- **Instruction**
Revise the records so that every instance of "front view" reads "rear view", and reproduce all other text unchanged.
* * *
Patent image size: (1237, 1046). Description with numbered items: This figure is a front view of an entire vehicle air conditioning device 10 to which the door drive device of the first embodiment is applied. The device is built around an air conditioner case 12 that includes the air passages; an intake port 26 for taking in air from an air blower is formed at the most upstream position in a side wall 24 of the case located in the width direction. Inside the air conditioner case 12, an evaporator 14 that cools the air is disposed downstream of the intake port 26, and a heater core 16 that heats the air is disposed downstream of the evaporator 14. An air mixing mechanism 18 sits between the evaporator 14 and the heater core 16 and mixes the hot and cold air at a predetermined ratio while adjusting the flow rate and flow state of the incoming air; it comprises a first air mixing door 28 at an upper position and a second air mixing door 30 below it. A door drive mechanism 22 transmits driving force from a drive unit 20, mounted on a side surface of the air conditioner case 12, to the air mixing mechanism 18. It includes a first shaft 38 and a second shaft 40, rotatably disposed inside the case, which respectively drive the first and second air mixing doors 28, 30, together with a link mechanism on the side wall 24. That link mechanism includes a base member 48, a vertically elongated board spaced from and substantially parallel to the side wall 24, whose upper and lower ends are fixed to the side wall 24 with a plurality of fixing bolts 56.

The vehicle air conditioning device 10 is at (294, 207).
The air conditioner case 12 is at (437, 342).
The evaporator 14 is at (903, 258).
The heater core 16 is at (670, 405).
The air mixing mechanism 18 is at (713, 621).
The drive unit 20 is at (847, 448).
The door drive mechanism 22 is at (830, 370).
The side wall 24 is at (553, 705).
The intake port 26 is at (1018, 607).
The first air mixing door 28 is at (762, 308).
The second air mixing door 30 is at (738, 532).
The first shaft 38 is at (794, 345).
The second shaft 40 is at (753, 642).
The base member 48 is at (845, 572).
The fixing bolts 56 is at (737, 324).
* * *
- **Correct result**
Patent image size: (1237, 1046). Description with numbered items: This figure is a rear view of an entire vehicle air conditioning device 10 to which the door drive device of the first embodiment is applied. The device is built around an air conditioner case 12 that includes the air passages; an intake port 26 for taking in air from an air blower is formed at the most upstream position in a side wall 24 of the case located in the width direction. Inside the air conditioner case 12, an evaporator 14 that cools the air is disposed downstream of the intake port 26, and a heater core 16 that heats the air is disposed downstream of the evaporator 14. An air mixing mechanism 18 sits between the evaporator 14 and the heater core 16 and mixes the hot and cold air at a predetermined ratio while adjusting the flow rate and flow state of the incoming air; it comprises a first air mixing door 28 at an upper position and a second air mixing door 30 below it. A door drive mechanism 22 transmits driving force from a drive unit 20, mounted on a side surface of the air conditioner case 12, to the air mixing mechanism 18. It includes a first shaft 38 and a second shaft 40, rotatably disposed inside the case, which respectively drive the first and second air mixing doors 28, 30, together with a link mechanism on the side wall 24. That link mechanism includes a base member 48, a vertically elongated board spaced from and substantially parallel to the side wall 24, whose upper and lower ends are fixed to the side wall 24 with a plurality of fixing bolts 56.

The vehicle air conditioning device 10 is at (294, 207).
The air conditioner case 12 is at (437, 342).
The evaporator 14 is at (903, 258).
The heater core 16 is at (670, 405).
The air mixing mechanism 18 is at (713, 621).
The drive unit 20 is at (847, 448).
The door drive mechanism 22 is at (830, 370).
The side wall 24 is at (553, 705).
The intake port 26 is at (1018, 607).
The first air mixing door 28 is at (762, 308).
The second air mixing door 30 is at (738, 532).
The first shaft 38 is at (794, 345).
The second shaft 40 is at (753, 642).
The base member 48 is at (845, 572).
The fixing bolts 56 is at (737, 324).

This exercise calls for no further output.